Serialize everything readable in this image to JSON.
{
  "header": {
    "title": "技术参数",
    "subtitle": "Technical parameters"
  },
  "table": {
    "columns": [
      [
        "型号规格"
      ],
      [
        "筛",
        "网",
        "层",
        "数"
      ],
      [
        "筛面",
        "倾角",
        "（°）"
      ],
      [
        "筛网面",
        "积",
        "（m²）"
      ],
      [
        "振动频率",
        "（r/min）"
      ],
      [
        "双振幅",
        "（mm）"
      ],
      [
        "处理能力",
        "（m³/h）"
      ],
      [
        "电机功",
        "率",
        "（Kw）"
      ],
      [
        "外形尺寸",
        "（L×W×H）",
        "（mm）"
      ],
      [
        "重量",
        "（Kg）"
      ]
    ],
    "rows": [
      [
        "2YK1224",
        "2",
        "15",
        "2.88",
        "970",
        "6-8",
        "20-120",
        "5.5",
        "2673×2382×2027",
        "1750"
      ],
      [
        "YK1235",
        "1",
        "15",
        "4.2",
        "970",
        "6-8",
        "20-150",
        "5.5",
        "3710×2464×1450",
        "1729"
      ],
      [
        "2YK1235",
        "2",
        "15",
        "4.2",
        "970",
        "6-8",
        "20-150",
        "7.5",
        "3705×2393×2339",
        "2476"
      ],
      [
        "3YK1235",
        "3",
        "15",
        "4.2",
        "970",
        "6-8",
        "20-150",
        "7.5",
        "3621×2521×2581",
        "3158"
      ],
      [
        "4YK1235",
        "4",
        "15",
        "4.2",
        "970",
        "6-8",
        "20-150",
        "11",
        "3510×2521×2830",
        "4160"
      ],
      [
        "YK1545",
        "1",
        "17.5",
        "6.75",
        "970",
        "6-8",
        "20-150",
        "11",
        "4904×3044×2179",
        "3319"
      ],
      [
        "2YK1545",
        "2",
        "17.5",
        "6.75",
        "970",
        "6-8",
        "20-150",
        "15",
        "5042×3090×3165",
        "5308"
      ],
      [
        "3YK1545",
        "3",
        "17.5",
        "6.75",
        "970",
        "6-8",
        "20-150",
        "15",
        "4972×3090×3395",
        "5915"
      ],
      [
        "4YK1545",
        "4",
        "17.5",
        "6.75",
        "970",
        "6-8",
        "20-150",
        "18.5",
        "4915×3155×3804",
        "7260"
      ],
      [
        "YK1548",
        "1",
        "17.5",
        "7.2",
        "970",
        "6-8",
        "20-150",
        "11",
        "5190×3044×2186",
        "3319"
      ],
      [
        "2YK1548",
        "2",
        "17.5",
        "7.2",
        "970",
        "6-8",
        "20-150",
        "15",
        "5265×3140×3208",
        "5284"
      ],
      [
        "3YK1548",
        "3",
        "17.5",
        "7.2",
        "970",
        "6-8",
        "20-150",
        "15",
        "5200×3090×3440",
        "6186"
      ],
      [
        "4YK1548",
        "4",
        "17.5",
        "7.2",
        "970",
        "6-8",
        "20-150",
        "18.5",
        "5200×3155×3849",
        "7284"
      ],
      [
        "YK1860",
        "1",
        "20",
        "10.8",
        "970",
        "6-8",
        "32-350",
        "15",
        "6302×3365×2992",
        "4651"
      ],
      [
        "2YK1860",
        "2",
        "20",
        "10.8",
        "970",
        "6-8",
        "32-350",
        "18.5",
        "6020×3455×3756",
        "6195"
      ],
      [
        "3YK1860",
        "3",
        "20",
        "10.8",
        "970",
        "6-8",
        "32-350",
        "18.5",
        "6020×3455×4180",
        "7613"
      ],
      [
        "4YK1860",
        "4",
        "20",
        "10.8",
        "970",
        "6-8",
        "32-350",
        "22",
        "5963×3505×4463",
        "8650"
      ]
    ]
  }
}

Work instructions >> Reproduce the complete data exactly as presented above.

Exercise output >>
Serialize everything readable in this image to JSON.
{
  "header": {
    "title": "技术参数",
    "subtitle": "Technical parameters"
  },
  "table": {
    "columns": [
      [
        "型号规格"
      ],
      [
        "筛",
        "网",
        "层",
        "数"
      ],
      [
        "筛面",
        "倾角",
        "（°）"
      ],
      [
        "筛网面",
        "积",
        "（m²）"
      ],
      [
        "振动频率",
        "（r/min）"
      ],
      [
        "双振幅",
        "（mm）"
      ],
      [
        "处理能力",
        "（m³/h）"
      ],
      [
        "电机功",
        "率",
        "（Kw）"
      ],
      [
        "外形尺寸",
        "（L×W×H）",
        "（mm）"
      ],
      [
        "重量",
        "（Kg）"
      ]
    ],
    "rows": [
      [
        "2YK1224",
        "2",
        "15",
        "2.88",
        "970",
        "6-8",
        "20-120",
        "5.5",
        "2673×2382×2027",
        "1750"
      ],
      [
        "YK1235",
        "1",
        "15",
        "4.2",
        "970",
        "6-8",
        "20-150",
        "5.5",
        "3710×2464×1450",
        "1729"
      ],
      [
        "2YK1235",
        "2",
        "15",
        "4.2",
        "970",
        "6-8",
        "20-150",
        "7.5",
        "3705×2393×2339",
        "2476"
      ],
      [
        "3YK1235",
        "3",
        "15",
        "4.2",
        "970",
        "6-8",
        "20-150",
        "7.5",
        "3621×2521×2581",
        "3158"
      ],
      [
        "4YK1235",
        "4",
        "15",
        "4.2",
        "970",
        "6-8",
        "20-150",
        "11",
        "3510×2521×2830",
        "4160"
      ],
      [
        "YK1545",
        "1",
        "17.5",
        "6.75",
        "970",
        "6-8",
        "20-150",
        "11",
        "4904×3044×2179",
        "3319"
      ],
      [
        "2YK1545",
        "2",
        "17.5",
        "6.75",
        "970",
        "6-8",
        "20-150",
        "15",
        "5042×3090×3165",
        "5308"
      ],
      [
        "3YK1545",
        "3",
        "17.5",
        "6.75",
        "970",
        "6-8",
        "20-150",
        "15",
        "4972×3090×3395",
        "5915"
      ],
      [
        "4YK1545",
        "4",
        "17.5",
        "6.75",
        "970",
        "6-8",
        "20-150",
        "18.5",
        "4915×3155×3804",
        "7260"
      ],
      [
        "YK1548",
        "1",
        "17.5",
        "7.2",
        "970",
        "6-8",
        "20-150",
        "11",
        "5190×3044×2186",
        "3319"
      ],
      [
        "2YK1548",
        "2",
        "17.5",
        "7.2",
        "970",
        "6-8",
        "20-150",
        "15",
        "5265×3140×3208",
        "5284"
      ],
      [
        "3YK1548",
        "3",
        "17.5",
        "7.2",
        "970",
        "6-8",
        "20-150",
        "15",
        "5200×3090×3440",
        "6186"
      ],
      [
        "4YK1548",
        "4",
        "17.5",
        "7.2",
        "970",
        "6-8",
        "20-150",
        "18.5",
        "5200×3155×3849",
        "7284"
      ],
      [
        "YK1860",
        "1",
        "20",
        "10.8",
        "970",
        "6-8",
        "32-350",
        "15",
        "6302×3365×2992",
        "4651"
      ],
      [
        "2YK1860",
        "2",
        "20",
        "10.8",
        "970",
        "6-8",
        "32-350",
        "18.5",
        "6020×3455×3756",
        "6195"
      ],
      [
        "3YK1860",
        "3",
        "20",
        "10.8",
        "970",
        "6-8",
        "32-350",
        "18.5",
        "6020×3455×4180",
        "7613"
      ],
      [
        "4YK1860",
        "4",
        "20",
        "10.8",
        "970",
        "6-8",
        "32-350",
        "22",
        "5963×3505×4463",
        "8650"
      ]
    ]
  }
}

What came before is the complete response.